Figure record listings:

>> START

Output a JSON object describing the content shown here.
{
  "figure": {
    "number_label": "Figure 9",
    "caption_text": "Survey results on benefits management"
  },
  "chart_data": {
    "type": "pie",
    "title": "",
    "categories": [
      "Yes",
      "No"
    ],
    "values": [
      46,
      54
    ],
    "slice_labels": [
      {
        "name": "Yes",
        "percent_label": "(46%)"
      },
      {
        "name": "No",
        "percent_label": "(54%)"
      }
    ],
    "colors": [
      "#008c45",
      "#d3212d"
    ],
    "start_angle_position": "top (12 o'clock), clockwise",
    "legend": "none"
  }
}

>> END

_Goal_:
Each line of the material above needs to be quoted exactly, please.

_Finished task_:
Output a JSON object describing the content shown here.
{
  "figure": {
    "number_label": "Figure 9",
    "caption_text": "Survey results on benefits management"
  },
  "chart_data": {
    "type": "pie",
    "title": "",
    "categories": [
      "Yes",
      "No"
    ],
    "values": [
      46,
      54
    ],
    "slice_labels": [
      {
        "name": "Yes",
        "percent_label": "(46%)"
      },
      {
        "name": "No",
        "percent_label": "(54%)"
      }
    ],
    "colors": [
      "#008c45",
      "#d3212d"
    ],
    "start_angle_position": "top (12 o'clock), clockwise",
    "legend": "none"
  }
}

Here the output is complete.